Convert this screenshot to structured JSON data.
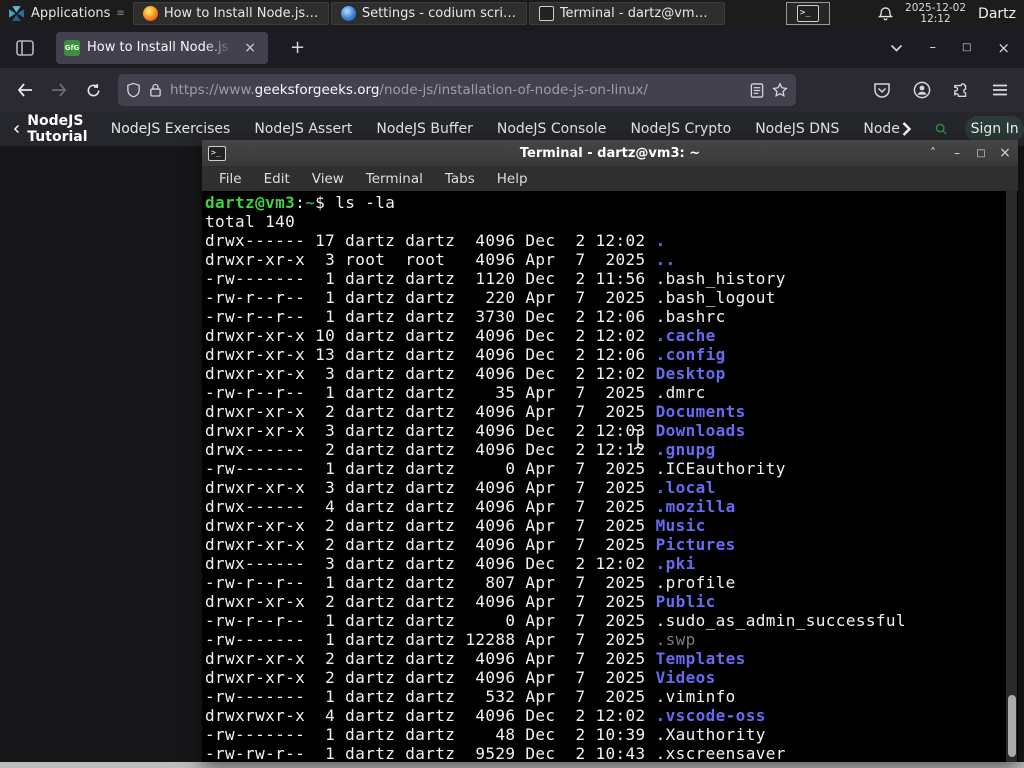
{
  "panel": {
    "applications_label": "Applications",
    "tasks": [
      {
        "label": "How to Install Node.js o...",
        "icon": "icon-firefox"
      },
      {
        "label": "Settings - codium script...",
        "icon": "icon-codium"
      },
      {
        "label": "Terminal - dartz@vm3: ~",
        "icon": "icon-terminal"
      }
    ],
    "clock_date": "2025-12-02",
    "clock_time": "12:12",
    "user": "Dartz"
  },
  "browser": {
    "tab_title": "How to Install Node.js on",
    "tab_close": "×",
    "new_tab": "+",
    "favicon_text": "GfG",
    "url_prefix": "https://www.",
    "url_domain": "geeksforgeeks.org",
    "url_path": "/node-js/installation-of-node-js-on-linux/",
    "window_minimize": "–",
    "window_maximize": "□",
    "window_close": "×"
  },
  "site_nav": {
    "back_label": "NodeJS Tutorial",
    "links": [
      {
        "label": "NodeJS Exercises"
      },
      {
        "label": "NodeJS Assert"
      },
      {
        "label": "NodeJS Buffer"
      },
      {
        "label": "NodeJS Console"
      },
      {
        "label": "NodeJS Crypto"
      },
      {
        "label": "NodeJS DNS"
      },
      {
        "label": "Node"
      }
    ],
    "sign_in": "Sign In"
  },
  "terminal": {
    "title": "Terminal - dartz@vm3: ~",
    "icon_glyph": ">_",
    "shade_btn": "˄",
    "minimize_btn": "–",
    "maximize_btn": "□",
    "close_btn": "×",
    "menu": [
      {
        "label": "File"
      },
      {
        "label": "Edit"
      },
      {
        "label": "View"
      },
      {
        "label": "Terminal"
      },
      {
        "label": "Tabs"
      },
      {
        "label": "Help"
      }
    ],
    "prompt_user_host": "dartz@vm3",
    "prompt_colon": ":",
    "prompt_cwd": "~",
    "prompt_dollar": "$ ",
    "prompt_command": "ls -la",
    "total_line": "total 140",
    "rows": [
      {
        "meta": "drwx------ 17 dartz dartz  4096 Dec  2 12:02 ",
        "name": ".",
        "kind": "dir"
      },
      {
        "meta": "drwxr-xr-x  3 root  root   4096 Apr  7  2025 ",
        "name": "..",
        "kind": "dir"
      },
      {
        "meta": "-rw-------  1 dartz dartz  1120 Dec  2 11:56 ",
        "name": ".bash_history",
        "kind": "file"
      },
      {
        "meta": "-rw-r--r--  1 dartz dartz   220 Apr  7  2025 ",
        "name": ".bash_logout",
        "kind": "file"
      },
      {
        "meta": "-rw-r--r--  1 dartz dartz  3730 Dec  2 12:06 ",
        "name": ".bashrc",
        "kind": "file"
      },
      {
        "meta": "drwxr-xr-x 10 dartz dartz  4096 Dec  2 12:02 ",
        "name": ".cache",
        "kind": "dir"
      },
      {
        "meta": "drwxr-xr-x 13 dartz dartz  4096 Dec  2 12:06 ",
        "name": ".config",
        "kind": "dir"
      },
      {
        "meta": "drwxr-xr-x  3 dartz dartz  4096 Dec  2 12:02 ",
        "name": "Desktop",
        "kind": "dir"
      },
      {
        "meta": "-rw-r--r--  1 dartz dartz    35 Apr  7  2025 ",
        "name": ".dmrc",
        "kind": "file"
      },
      {
        "meta": "drwxr-xr-x  2 dartz dartz  4096 Apr  7  2025 ",
        "name": "Documents",
        "kind": "dir"
      },
      {
        "meta": "drwxr-xr-x  3 dartz dartz  4096 Dec  2 12:03 ",
        "name": "Downloads",
        "kind": "dir"
      },
      {
        "meta": "drwx------  2 dartz dartz  4096 Dec  2 12:12 ",
        "name": ".gnupg",
        "kind": "dir"
      },
      {
        "meta": "-rw-------  1 dartz dartz     0 Apr  7  2025 ",
        "name": ".ICEauthority",
        "kind": "file"
      },
      {
        "meta": "drwxr-xr-x  3 dartz dartz  4096 Apr  7  2025 ",
        "name": ".local",
        "kind": "dir"
      },
      {
        "meta": "drwx------  4 dartz dartz  4096 Apr  7  2025 ",
        "name": ".mozilla",
        "kind": "dir"
      },
      {
        "meta": "drwxr-xr-x  2 dartz dartz  4096 Apr  7  2025 ",
        "name": "Music",
        "kind": "dir"
      },
      {
        "meta": "drwxr-xr-x  2 dartz dartz  4096 Apr  7  2025 ",
        "name": "Pictures",
        "kind": "dir"
      },
      {
        "meta": "drwx------  3 dartz dartz  4096 Dec  2 12:02 ",
        "name": ".pki",
        "kind": "dir"
      },
      {
        "meta": "-rw-r--r--  1 dartz dartz   807 Apr  7  2025 ",
        "name": ".profile",
        "kind": "file"
      },
      {
        "meta": "drwxr-xr-x  2 dartz dartz  4096 Apr  7  2025 ",
        "name": "Public",
        "kind": "dir"
      },
      {
        "meta": "-rw-r--r--  1 dartz dartz     0 Apr  7  2025 ",
        "name": ".sudo_as_admin_successful",
        "kind": "file"
      },
      {
        "meta": "-rw-------  1 dartz dartz 12288 Apr  7  2025 ",
        "name": ".swp",
        "kind": "dim"
      },
      {
        "meta": "drwxr-xr-x  2 dartz dartz  4096 Apr  7  2025 ",
        "name": "Templates",
        "kind": "dir"
      },
      {
        "meta": "drwxr-xr-x  2 dartz dartz  4096 Apr  7  2025 ",
        "name": "Videos",
        "kind": "dir"
      },
      {
        "meta": "-rw-------  1 dartz dartz   532 Apr  7  2025 ",
        "name": ".viminfo",
        "kind": "file"
      },
      {
        "meta": "drwxrwxr-x  4 dartz dartz  4096 Dec  2 12:02 ",
        "name": ".vscode-oss",
        "kind": "dir"
      },
      {
        "meta": "-rw-------  1 dartz dartz    48 Dec  2 10:39 ",
        "name": ".Xauthority",
        "kind": "file"
      },
      {
        "meta": "-rw-rw-r--  1 dartz dartz  9529 Dec  2 10:43 ",
        "name": ".xscreensaver",
        "kind": "file"
      }
    ]
  },
  "colors": {
    "accent_green": "#2f8d46",
    "dir_blue": "#6a6af0",
    "prompt_green": "#3fd23f",
    "panel_bg": "#1c1c1c",
    "terminal_bg": "#000000"
  }
}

» **WORK TO COMPLETE**
Copy each line of the data above that holds "codium".

» **ANSWER FOR THIS EXERCISE**
        "label": "Settings - codium script...",
        "icon": "icon-codium"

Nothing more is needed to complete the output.